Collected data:
□ □ □ □

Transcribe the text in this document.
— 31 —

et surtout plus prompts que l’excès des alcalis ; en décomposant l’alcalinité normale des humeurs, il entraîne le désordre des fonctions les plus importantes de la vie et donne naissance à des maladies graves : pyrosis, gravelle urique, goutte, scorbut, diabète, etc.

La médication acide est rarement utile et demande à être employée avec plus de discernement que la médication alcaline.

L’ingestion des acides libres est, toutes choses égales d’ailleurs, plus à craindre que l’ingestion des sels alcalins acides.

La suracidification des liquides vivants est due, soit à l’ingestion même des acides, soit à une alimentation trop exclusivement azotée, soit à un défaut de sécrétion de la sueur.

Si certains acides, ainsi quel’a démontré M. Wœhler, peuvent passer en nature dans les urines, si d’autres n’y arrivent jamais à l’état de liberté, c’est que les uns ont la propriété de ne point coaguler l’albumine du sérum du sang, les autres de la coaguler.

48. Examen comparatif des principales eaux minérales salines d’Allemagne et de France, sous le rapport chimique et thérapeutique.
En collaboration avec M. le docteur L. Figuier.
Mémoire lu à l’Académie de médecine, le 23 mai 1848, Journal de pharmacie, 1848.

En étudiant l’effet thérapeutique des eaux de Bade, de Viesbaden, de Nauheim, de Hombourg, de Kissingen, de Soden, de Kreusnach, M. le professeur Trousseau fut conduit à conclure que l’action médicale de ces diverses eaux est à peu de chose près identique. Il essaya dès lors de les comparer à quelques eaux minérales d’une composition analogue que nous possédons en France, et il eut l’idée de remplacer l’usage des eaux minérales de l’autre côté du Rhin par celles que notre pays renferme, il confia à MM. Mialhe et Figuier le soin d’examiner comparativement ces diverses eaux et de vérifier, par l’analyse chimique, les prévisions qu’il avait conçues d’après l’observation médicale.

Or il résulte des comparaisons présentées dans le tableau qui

□ □ □ □

Task:
Restate the whole of the material exactly.

Written reply:
Transcribe the text in this document.
— 31 —

et surtout plus prompts que l’excès des alcalis ; en décomposant l’alcalinité normale des humeurs, il entraîne le désordre des fonctions les plus importantes de la vie et donne naissance à des maladies graves : pyrosis, gravelle urique, goutte, scorbut, diabète, etc.

La médication acide est rarement utile et demande à être employée avec plus de discernement que la médication alcaline.

L’ingestion des acides libres est, toutes choses égales d’ailleurs, plus à craindre que l’ingestion des sels alcalins acides.

La suracidification des liquides vivants est due, soit à l’ingestion même des acides, soit à une alimentation trop exclusivement azotée, soit à un défaut de sécrétion de la sueur.

Si certains acides, ainsi quel’a démontré M. Wœhler, peuvent passer en nature dans les urines, si d’autres n’y arrivent jamais à l’état de liberté, c’est que les uns ont la propriété de ne point coaguler l’albumine du sérum du sang, les autres de la coaguler.

48. Examen comparatif des principales eaux minérales salines d’Allemagne et de France, sous le rapport chimique et thérapeutique.
En collaboration avec M. le docteur L. Figuier.
Mémoire lu à l’Académie de médecine, le 23 mai 1848, Journal de pharmacie, 1848.

En étudiant l’effet thérapeutique des eaux de Bade, de Viesbaden, de Nauheim, de Hombourg, de Kissingen, de Soden, de Kreusnach, M. le professeur Trousseau fut conduit à conclure que l’action médicale de ces diverses eaux est à peu de chose près identique. Il essaya dès lors de les comparer à quelques eaux minérales d’une composition analogue que nous possédons en France, et il eut l’idée de remplacer l’usage des eaux minérales de l’autre côté du Rhin par celles que notre pays renferme, il confia à MM. Mialhe et Figuier le soin d’examiner comparativement ces diverses eaux et de vérifier, par l’analyse chimique, les prévisions qu’il avait conçues d’après l’observation médicale.

Or il résulte des comparaisons présentées dans le tableau qui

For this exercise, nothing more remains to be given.